Stored data entries

◆ ◆ ◆

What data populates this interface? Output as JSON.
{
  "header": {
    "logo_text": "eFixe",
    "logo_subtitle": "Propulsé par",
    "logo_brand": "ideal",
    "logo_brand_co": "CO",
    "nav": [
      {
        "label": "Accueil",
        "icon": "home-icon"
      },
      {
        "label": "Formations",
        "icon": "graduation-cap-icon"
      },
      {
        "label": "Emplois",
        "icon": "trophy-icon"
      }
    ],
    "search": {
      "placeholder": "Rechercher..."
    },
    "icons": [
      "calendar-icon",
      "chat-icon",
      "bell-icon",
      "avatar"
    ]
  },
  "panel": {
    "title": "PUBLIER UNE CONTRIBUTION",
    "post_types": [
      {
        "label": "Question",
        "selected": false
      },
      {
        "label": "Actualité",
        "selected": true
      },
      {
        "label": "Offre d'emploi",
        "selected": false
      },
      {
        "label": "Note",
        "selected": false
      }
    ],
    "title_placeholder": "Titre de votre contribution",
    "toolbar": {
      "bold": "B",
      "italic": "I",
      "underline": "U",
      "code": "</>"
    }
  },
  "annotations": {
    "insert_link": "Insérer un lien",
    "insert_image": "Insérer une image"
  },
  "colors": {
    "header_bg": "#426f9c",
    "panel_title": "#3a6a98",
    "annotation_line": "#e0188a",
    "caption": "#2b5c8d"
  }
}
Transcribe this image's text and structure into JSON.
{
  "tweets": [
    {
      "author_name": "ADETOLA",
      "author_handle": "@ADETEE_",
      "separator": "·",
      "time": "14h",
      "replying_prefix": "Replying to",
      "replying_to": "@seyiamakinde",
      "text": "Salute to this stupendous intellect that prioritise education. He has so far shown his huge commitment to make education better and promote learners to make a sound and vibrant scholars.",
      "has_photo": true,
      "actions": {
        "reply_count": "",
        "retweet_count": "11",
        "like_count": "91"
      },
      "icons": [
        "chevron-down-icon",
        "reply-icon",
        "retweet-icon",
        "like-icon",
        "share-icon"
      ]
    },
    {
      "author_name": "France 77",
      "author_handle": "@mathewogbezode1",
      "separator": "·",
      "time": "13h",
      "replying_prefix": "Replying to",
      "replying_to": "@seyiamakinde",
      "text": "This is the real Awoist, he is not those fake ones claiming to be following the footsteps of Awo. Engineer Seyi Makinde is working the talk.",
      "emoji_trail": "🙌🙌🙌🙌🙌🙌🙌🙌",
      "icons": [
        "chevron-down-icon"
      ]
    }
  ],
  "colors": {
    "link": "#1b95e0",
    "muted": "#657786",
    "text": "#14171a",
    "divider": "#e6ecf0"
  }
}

◆ ◆ ◆

Job: Transcribe the data above in full, exactly.

Response to the exercise:
What data populates this interface? Output as JSON.
{
  "header": {
    "logo_text": "eFixe",
    "logo_subtitle": "Propulsé par",
    "logo_brand": "ideal",
    "logo_brand_co": "CO",
    "nav": [
      {
        "label": "Accueil",
        "icon": "home-icon"
      },
      {
        "label": "Formations",
        "icon": "graduation-cap-icon"
      },
      {
        "label": "Emplois",
        "icon": "trophy-icon"
      }
    ],
    "search": {
      "placeholder": "Rechercher..."
    },
    "icons": [
      "calendar-icon",
      "chat-icon",
      "bell-icon",
      "avatar"
    ]
  },
  "panel": {
    "title": "PUBLIER UNE CONTRIBUTION",
    "post_types": [
      {
        "label": "Question",
        "selected": false
      },
      {
        "label": "Actualité",
        "selected": true
      },
      {
        "label": "Offre d'emploi",
        "selected": false
      },
      {
        "label": "Note",
        "selected": false
      }
    ],
    "title_placeholder": "Titre de votre contribution",
    "toolbar": {
      "bold": "B",
      "italic": "I",
      "underline": "U",
      "code": "</>"
    }
  },
  "annotations": {
    "insert_link": "Insérer un lien",
    "insert_image": "Insérer une image"
  },
  "colors": {
    "header_bg": "#426f9c",
    "panel_title": "#3a6a98",
    "annotation_line": "#e0188a",
    "caption": "#2b5c8d"
  }
}
Transcribe this image's text and structure into JSON.
{
  "tweets": [
    {
      "author_name": "ADETOLA",
      "author_handle": "@ADETEE_",
      "separator": "·",
      "time": "14h",
      "replying_prefix": "Replying to",
      "replying_to": "@seyiamakinde",
      "text": "Salute to this stupendous intellect that prioritise education. He has so far shown his huge commitment to make education better and promote learners to make a sound and vibrant scholars.",
      "has_photo": true,
      "actions": {
        "reply_count": "",
        "retweet_count": "11",
        "like_count": "91"
      },
      "icons": [
        "chevron-down-icon",
        "reply-icon",
        "retweet-icon",
        "like-icon",
        "share-icon"
      ]
    },
    {
      "author_name": "France 77",
      "author_handle": "@mathewogbezode1",
      "separator": "·",
      "time": "13h",
      "replying_prefix": "Replying to",
      "replying_to": "@seyiamakinde",
      "text": "This is the real Awoist, he is not those fake ones claiming to be following the footsteps of Awo. Engineer Seyi Makinde is working the talk.",
      "emoji_trail": "🙌🙌🙌🙌🙌🙌🙌🙌",
      "icons": [
        "chevron-down-icon"
      ]
    }
  ],
  "colors": {
    "link": "#1b95e0",
    "muted": "#657786",
    "text": "#14171a",
    "divider": "#e6ecf0"
  }
}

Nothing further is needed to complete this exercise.